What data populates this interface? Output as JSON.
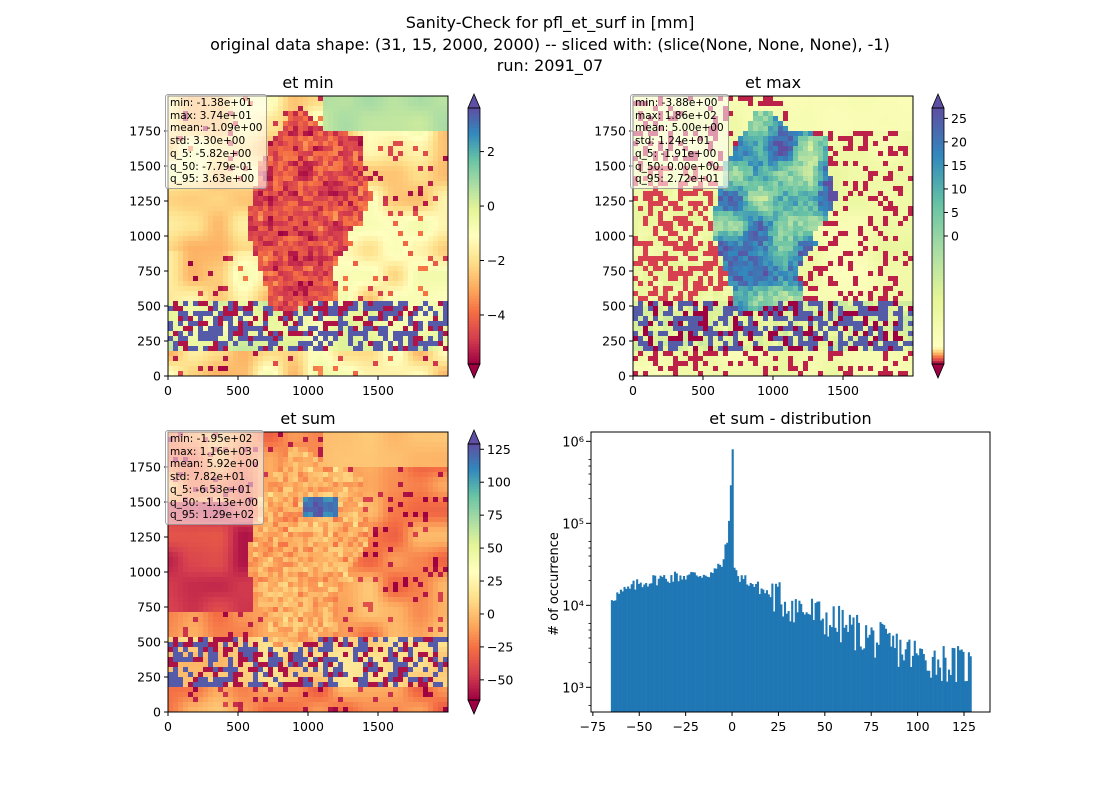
{
  "figure": {
    "title_lines": [
      "Sanity-Check for pfl_et_surf in [mm]",
      "original data shape: (31, 15, 2000, 2000) -- sliced with: (slice(None, None, None), -1)",
      "run: 2091_07"
    ]
  },
  "colormap": {
    "name": "Spectral",
    "stops": [
      "#9e0142",
      "#d53e4f",
      "#f46d43",
      "#fdae61",
      "#fee08b",
      "#ffffbf",
      "#e6f598",
      "#abdda4",
      "#66c2a5",
      "#3288bd",
      "#5e4fa2"
    ]
  },
  "panels": [
    {
      "title": "et min",
      "x_ticks": [
        "0",
        "500",
        "1000",
        "1500"
      ],
      "y_ticks": [
        "0",
        "250",
        "500",
        "750",
        "1000",
        "1250",
        "1500",
        "1750"
      ],
      "colorbar": {
        "vmin": -5.8,
        "vmax": 3.6,
        "ticks": [
          "−4",
          "−2",
          "0",
          "2"
        ],
        "tick_values": [
          -4,
          -2,
          0,
          2
        ]
      },
      "stats": [
        "min: -1.38e+01",
        "max: 3.74e+01",
        "mean: -1.09e+00",
        "std: 3.30e+00",
        "q_5: -5.82e+00",
        "q_50: -7.79e-01",
        "q_95: 3.63e+00"
      ]
    },
    {
      "title": "et max",
      "x_ticks": [
        "0",
        "500",
        "1000",
        "1500"
      ],
      "y_ticks": [
        "0",
        "250",
        "500",
        "750",
        "1000",
        "1250",
        "1500",
        "1750"
      ],
      "colorbar": {
        "vmin": -1.9,
        "vmax": 27.2,
        "ticks": [
          "0",
          "5",
          "10",
          "15",
          "20",
          "25"
        ],
        "tick_values": [
          0,
          5,
          10,
          15,
          20,
          25
        ],
        "twoslope_center": 0
      },
      "stats": [
        "min: -3.88e+00",
        "max: 1.86e+02",
        "mean: 5.00e+00",
        "std: 1.24e+01",
        "q_5: -1.91e+00",
        "q_50: 0.00e+00",
        "q_95: 2.72e+01"
      ]
    },
    {
      "title": "et sum",
      "x_ticks": [
        "0",
        "500",
        "1000",
        "1500"
      ],
      "y_ticks": [
        "0",
        "250",
        "500",
        "750",
        "1000",
        "1250",
        "1500",
        "1750"
      ],
      "colorbar": {
        "vmin": -65.3,
        "vmax": 129,
        "ticks": [
          "−50",
          "−25",
          "0",
          "25",
          "50",
          "75",
          "100",
          "125"
        ],
        "tick_values": [
          -50,
          -25,
          0,
          25,
          50,
          75,
          100,
          125
        ]
      },
      "stats": [
        "min: -1.95e+02",
        "max: 1.16e+03",
        "mean: 5.92e+00",
        "std: 7.82e+01",
        "q_5: -6.53e+01",
        "q_50: -1.13e+00",
        "q_95: 1.29e+02"
      ]
    }
  ],
  "chart_data": [
    {
      "type": "heatmap",
      "title": "et min",
      "xlim": [
        0,
        2000
      ],
      "ylim": [
        0,
        2000
      ],
      "color_range": [
        -5.8,
        3.6
      ],
      "colorbar_ticks": [
        -4,
        -2,
        0,
        2
      ],
      "colormap": "Spectral"
    },
    {
      "type": "heatmap",
      "title": "et max",
      "xlim": [
        0,
        2000
      ],
      "ylim": [
        0,
        2000
      ],
      "color_range": [
        -1.9,
        27.2
      ],
      "colorbar_ticks": [
        0,
        5,
        10,
        15,
        20,
        25
      ],
      "colormap": "Spectral"
    },
    {
      "type": "heatmap",
      "title": "et sum",
      "xlim": [
        0,
        2000
      ],
      "ylim": [
        0,
        2000
      ],
      "color_range": [
        -65.3,
        129
      ],
      "colorbar_ticks": [
        -50,
        -25,
        0,
        25,
        50,
        75,
        100,
        125
      ],
      "colormap": "Spectral"
    },
    {
      "type": "bar",
      "title": "et sum - distribution",
      "xlabel": "",
      "ylabel": "# of occurrence",
      "yscale": "log",
      "xlim": [
        -76,
        139
      ],
      "ylim": [
        500,
        1300000
      ],
      "x_ticks": [
        -75,
        -50,
        -25,
        0,
        25,
        50,
        75,
        100,
        125
      ],
      "x_tick_labels": [
        "−75",
        "−50",
        "−25",
        "0",
        "25",
        "50",
        "75",
        "100",
        "125"
      ],
      "y_ticks": [
        1000,
        10000,
        100000,
        1000000
      ],
      "y_tick_labels": [
        "10³",
        "10⁴",
        "10⁵",
        "10⁶"
      ],
      "bar_color": "#1f77b4",
      "bin_range": [
        -65.3,
        129
      ],
      "bins": 200,
      "approx_profile": [
        {
          "x": -65,
          "count": 12500
        },
        {
          "x": -60,
          "count": 14000
        },
        {
          "x": -55,
          "count": 16000
        },
        {
          "x": -50,
          "count": 18500
        },
        {
          "x": -40,
          "count": 21000
        },
        {
          "x": -30,
          "count": 22500
        },
        {
          "x": -20,
          "count": 23500
        },
        {
          "x": -10,
          "count": 25000
        },
        {
          "x": -5,
          "count": 33000
        },
        {
          "x": -2,
          "count": 70000
        },
        {
          "x": 0,
          "count": 800000
        },
        {
          "x": 1,
          "count": 25000
        },
        {
          "x": 5,
          "count": 22000
        },
        {
          "x": 15,
          "count": 16000
        },
        {
          "x": 25,
          "count": 12000
        },
        {
          "x": 40,
          "count": 8500
        },
        {
          "x": 60,
          "count": 5500
        },
        {
          "x": 80,
          "count": 3600
        },
        {
          "x": 100,
          "count": 2400
        },
        {
          "x": 120,
          "count": 1900
        },
        {
          "x": 129,
          "count": 1800
        }
      ]
    }
  ]
}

---

PROBLEM DESCRIPTION: All of the lines above should be retyped precisely, apart from the pictures.

EXERCISE OUTPUT:
What data populates this interface? Output as JSON.
{
  "figure": {
    "title_lines": [
      "Sanity-Check for pfl_et_surf in [mm]",
      "original data shape: (31, 15, 2000, 2000) -- sliced with: (slice(None, None, None), -1)",
      "run: 2091_07"
    ]
  },
  "colormap": {
    "name": "Spectral",
    "stops": [
      "#9e0142",
      "#d53e4f",
      "#f46d43",
      "#fdae61",
      "#fee08b",
      "#ffffbf",
      "#e6f598",
      "#abdda4",
      "#66c2a5",
      "#3288bd",
      "#5e4fa2"
    ]
  },
  "panels": [
    {
      "title": "et min",
      "x_ticks": [
        "0",
        "500",
        "1000",
        "1500"
      ],
      "y_ticks": [
        "0",
        "250",
        "500",
        "750",
        "1000",
        "1250",
        "1500",
        "1750"
      ],
      "colorbar": {
        "vmin": -5.8,
        "vmax": 3.6,
        "ticks": [
          "−4",
          "−2",
          "0",
          "2"
        ],
        "tick_values": [
          -4,
          -2,
          0,
          2
        ]
      },
      "stats": [
        "min: -1.38e+01",
        "max: 3.74e+01",
        "mean: -1.09e+00",
        "std: 3.30e+00",
        "q_5: -5.82e+00",
        "q_50: -7.79e-01",
        "q_95: 3.63e+00"
      ]
    },
    {
      "title": "et max",
      "x_ticks": [
        "0",
        "500",
        "1000",
        "1500"
      ],
      "y_ticks": [
        "0",
        "250",
        "500",
        "750",
        "1000",
        "1250",
        "1500",
        "1750"
      ],
      "colorbar": {
        "vmin": -1.9,
        "vmax": 27.2,
        "ticks": [
          "0",
          "5",
          "10",
          "15",
          "20",
          "25"
        ],
        "tick_values": [
          0,
          5,
          10,
          15,
          20,
          25
        ],
        "twoslope_center": 0
      },
      "stats": [
        "min: -3.88e+00",
        "max: 1.86e+02",
        "mean: 5.00e+00",
        "std: 1.24e+01",
        "q_5: -1.91e+00",
        "q_50: 0.00e+00",
        "q_95: 2.72e+01"
      ]
    },
    {
      "title": "et sum",
      "x_ticks": [
        "0",
        "500",
        "1000",
        "1500"
      ],
      "y_ticks": [
        "0",
        "250",
        "500",
        "750",
        "1000",
        "1250",
        "1500",
        "1750"
      ],
      "colorbar": {
        "vmin": -65.3,
        "vmax": 129,
        "ticks": [
          "−50",
          "−25",
          "0",
          "25",
          "50",
          "75",
          "100",
          "125"
        ],
        "tick_values": [
          -50,
          -25,
          0,
          25,
          50,
          75,
          100,
          125
        ]
      },
      "stats": [
        "min: -1.95e+02",
        "max: 1.16e+03",
        "mean: 5.92e+00",
        "std: 7.82e+01",
        "q_5: -6.53e+01",
        "q_50: -1.13e+00",
        "q_95: 1.29e+02"
      ]
    }
  ],
  "chart_data": [
    {
      "type": "heatmap",
      "title": "et min",
      "xlim": [
        0,
        2000
      ],
      "ylim": [
        0,
        2000
      ],
      "color_range": [
        -5.8,
        3.6
      ],
      "colorbar_ticks": [
        -4,
        -2,
        0,
        2
      ],
      "colormap": "Spectral"
    },
    {
      "type": "heatmap",
      "title": "et max",
      "xlim": [
        0,
        2000
      ],
      "ylim": [
        0,
        2000
      ],
      "color_range": [
        -1.9,
        27.2
      ],
      "colorbar_ticks": [
        0,
        5,
        10,
        15,
        20,
        25
      ],
      "colormap": "Spectral"
    },
    {
      "type": "heatmap",
      "title": "et sum",
      "xlim": [
        0,
        2000
      ],
      "ylim": [
        0,
        2000
      ],
      "color_range": [
        -65.3,
        129
      ],
      "colorbar_ticks": [
        -50,
        -25,
        0,
        25,
        50,
        75,
        100,
        125
      ],
      "colormap": "Spectral"
    },
    {
      "type": "bar",
      "title": "et sum - distribution",
      "xlabel": "",
      "ylabel": "# of occurrence",
      "yscale": "log",
      "xlim": [
        -76,
        139
      ],
      "ylim": [
        500,
        1300000
      ],
      "x_ticks": [
        -75,
        -50,
        -25,
        0,
        25,
        50,
        75,
        100,
        125
      ],
      "x_tick_labels": [
        "−75",
        "−50",
        "−25",
        "0",
        "25",
        "50",
        "75",
        "100",
        "125"
      ],
      "y_ticks": [
        1000,
        10000,
        100000,
        1000000
      ],
      "y_tick_labels": [
        "10³",
        "10⁴",
        "10⁵",
        "10⁶"
      ],
      "bar_color": "#1f77b4",
      "bin_range": [
        -65.3,
        129
      ],
      "bins": 200,
      "approx_profile": [
        {
          "x": -65,
          "count": 12500
        },
        {
          "x": -60,
          "count": 14000
        },
        {
          "x": -55,
          "count": 16000
        },
        {
          "x": -50,
          "count": 18500
        },
        {
          "x": -40,
          "count": 21000
        },
        {
          "x": -30,
          "count": 22500
        },
        {
          "x": -20,
          "count": 23500
        },
        {
          "x": -10,
          "count": 25000
        },
        {
          "x": -5,
          "count": 33000
        },
        {
          "x": -2,
          "count": 70000
        },
        {
          "x": 0,
          "count": 800000
        },
        {
          "x": 1,
          "count": 25000
        },
        {
          "x": 5,
          "count": 22000
        },
        {
          "x": 15,
          "count": 16000
        },
        {
          "x": 25,
          "count": 12000
        },
        {
          "x": 40,
          "count": 8500
        },
        {
          "x": 60,
          "count": 5500
        },
        {
          "x": 80,
          "count": 3600
        },
        {
          "x": 100,
          "count": 2400
        },
        {
          "x": 120,
          "count": 1900
        },
        {
          "x": 129,
          "count": 1800
        }
      ]
    }
  ]
}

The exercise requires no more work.